### [What is required]
In the entries below, how many lines hold the string "event"? Give only the number.

### [Material provided]
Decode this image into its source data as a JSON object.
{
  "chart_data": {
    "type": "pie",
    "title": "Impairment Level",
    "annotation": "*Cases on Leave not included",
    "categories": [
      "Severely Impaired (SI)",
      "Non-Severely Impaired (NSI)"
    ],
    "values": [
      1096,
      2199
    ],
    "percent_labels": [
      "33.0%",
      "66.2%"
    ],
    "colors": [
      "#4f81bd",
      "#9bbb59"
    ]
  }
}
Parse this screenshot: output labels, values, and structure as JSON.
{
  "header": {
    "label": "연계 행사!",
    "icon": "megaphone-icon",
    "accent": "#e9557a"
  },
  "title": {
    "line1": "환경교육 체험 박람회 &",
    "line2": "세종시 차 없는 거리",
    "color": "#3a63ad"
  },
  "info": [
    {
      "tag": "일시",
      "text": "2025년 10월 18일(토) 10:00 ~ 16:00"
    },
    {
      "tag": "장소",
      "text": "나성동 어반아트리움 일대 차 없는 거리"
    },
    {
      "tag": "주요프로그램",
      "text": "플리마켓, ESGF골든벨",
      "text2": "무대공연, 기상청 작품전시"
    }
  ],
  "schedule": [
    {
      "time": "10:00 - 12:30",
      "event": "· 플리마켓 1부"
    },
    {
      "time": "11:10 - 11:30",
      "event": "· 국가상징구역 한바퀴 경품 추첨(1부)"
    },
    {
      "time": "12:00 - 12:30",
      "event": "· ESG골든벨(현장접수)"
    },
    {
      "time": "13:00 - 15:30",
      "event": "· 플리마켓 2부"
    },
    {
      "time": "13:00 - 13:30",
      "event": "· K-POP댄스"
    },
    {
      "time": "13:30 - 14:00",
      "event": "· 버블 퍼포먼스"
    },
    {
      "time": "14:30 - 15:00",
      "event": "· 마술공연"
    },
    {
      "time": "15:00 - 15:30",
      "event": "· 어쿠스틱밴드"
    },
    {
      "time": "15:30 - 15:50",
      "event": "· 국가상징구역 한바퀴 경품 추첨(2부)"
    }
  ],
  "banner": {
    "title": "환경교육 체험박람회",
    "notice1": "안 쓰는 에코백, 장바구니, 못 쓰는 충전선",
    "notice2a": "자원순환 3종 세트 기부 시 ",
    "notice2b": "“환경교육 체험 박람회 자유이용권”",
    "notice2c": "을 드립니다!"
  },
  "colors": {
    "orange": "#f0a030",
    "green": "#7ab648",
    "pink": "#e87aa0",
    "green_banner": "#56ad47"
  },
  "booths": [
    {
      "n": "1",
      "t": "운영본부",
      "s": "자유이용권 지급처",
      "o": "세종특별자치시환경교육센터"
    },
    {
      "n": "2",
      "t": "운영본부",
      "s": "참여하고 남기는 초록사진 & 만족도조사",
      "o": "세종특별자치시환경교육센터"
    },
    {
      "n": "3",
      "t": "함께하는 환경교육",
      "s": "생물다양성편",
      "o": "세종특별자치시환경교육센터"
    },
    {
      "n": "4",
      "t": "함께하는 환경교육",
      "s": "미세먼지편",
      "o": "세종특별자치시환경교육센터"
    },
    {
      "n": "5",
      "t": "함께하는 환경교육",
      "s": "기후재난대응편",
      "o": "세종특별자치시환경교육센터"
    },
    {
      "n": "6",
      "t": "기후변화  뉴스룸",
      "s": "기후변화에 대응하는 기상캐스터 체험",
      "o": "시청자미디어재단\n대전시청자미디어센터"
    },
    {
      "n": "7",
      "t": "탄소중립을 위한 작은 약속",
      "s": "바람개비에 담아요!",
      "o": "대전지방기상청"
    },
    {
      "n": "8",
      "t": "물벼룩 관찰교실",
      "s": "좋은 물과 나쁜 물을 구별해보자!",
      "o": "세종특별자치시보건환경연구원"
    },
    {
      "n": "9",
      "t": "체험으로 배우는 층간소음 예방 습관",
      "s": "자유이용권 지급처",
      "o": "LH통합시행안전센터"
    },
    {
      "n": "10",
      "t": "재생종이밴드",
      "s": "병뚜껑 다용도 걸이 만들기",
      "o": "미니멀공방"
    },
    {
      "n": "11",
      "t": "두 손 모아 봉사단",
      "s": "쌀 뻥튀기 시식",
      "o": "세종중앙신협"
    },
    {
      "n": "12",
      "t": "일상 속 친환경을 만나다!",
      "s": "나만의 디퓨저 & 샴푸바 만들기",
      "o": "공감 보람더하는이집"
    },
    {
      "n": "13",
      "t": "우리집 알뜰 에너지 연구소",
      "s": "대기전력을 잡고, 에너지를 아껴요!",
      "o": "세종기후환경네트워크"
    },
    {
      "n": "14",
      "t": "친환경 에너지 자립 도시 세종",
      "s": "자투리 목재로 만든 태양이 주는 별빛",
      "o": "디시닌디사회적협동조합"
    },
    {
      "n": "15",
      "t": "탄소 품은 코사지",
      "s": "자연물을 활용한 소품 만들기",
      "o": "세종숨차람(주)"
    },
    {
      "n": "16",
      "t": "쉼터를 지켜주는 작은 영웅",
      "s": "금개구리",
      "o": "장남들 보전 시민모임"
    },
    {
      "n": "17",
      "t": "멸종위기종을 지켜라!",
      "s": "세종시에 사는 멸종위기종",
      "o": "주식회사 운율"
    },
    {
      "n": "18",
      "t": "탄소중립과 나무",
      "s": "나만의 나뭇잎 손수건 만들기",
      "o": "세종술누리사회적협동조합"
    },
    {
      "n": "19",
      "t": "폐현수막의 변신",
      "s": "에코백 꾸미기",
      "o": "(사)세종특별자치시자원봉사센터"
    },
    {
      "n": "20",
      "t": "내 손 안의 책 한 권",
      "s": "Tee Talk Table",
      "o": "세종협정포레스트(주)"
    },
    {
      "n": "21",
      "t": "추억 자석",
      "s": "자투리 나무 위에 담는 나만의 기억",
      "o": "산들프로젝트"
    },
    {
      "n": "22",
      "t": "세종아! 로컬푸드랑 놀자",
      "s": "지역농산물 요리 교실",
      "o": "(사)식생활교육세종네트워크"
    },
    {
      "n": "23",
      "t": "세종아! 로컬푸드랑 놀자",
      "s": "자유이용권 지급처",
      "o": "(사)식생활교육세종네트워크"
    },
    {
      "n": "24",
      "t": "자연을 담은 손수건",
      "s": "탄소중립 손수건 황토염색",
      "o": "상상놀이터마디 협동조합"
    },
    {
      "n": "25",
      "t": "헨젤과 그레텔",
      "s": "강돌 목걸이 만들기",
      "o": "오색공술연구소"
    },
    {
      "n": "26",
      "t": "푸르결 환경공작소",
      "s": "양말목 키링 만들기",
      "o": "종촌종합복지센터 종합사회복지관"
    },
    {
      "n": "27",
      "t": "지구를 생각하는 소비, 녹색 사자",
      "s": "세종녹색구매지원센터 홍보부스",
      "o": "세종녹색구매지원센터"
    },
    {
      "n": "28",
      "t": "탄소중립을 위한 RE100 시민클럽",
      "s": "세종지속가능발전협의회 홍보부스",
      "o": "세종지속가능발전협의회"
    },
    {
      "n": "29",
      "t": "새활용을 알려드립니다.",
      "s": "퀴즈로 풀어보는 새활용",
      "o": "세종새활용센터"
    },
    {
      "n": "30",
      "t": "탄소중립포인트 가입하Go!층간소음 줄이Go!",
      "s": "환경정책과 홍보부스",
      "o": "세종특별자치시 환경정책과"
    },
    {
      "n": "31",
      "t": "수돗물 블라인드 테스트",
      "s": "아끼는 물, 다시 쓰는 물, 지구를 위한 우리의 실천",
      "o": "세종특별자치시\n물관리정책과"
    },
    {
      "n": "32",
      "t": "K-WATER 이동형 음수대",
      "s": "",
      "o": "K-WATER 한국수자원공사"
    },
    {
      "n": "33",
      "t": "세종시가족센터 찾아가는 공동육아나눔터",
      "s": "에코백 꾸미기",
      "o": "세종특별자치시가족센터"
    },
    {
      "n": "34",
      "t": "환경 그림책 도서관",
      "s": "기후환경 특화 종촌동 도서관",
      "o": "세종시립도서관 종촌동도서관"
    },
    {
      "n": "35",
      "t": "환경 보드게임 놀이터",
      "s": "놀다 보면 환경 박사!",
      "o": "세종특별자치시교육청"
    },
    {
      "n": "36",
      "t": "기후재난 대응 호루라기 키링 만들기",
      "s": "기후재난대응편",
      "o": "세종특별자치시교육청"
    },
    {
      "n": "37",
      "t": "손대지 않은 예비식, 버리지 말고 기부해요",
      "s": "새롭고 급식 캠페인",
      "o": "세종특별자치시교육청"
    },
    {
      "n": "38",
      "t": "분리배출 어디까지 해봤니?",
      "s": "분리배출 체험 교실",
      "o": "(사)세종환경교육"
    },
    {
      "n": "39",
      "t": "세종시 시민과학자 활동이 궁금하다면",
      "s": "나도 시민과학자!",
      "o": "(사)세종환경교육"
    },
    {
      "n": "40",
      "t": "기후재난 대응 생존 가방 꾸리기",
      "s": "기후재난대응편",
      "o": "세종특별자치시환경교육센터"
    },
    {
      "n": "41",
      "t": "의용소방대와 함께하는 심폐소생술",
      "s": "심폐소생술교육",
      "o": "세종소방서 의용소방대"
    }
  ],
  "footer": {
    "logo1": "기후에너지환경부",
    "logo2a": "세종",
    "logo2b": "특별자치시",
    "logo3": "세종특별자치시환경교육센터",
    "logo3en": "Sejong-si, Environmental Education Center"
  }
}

### [Answer in full]
9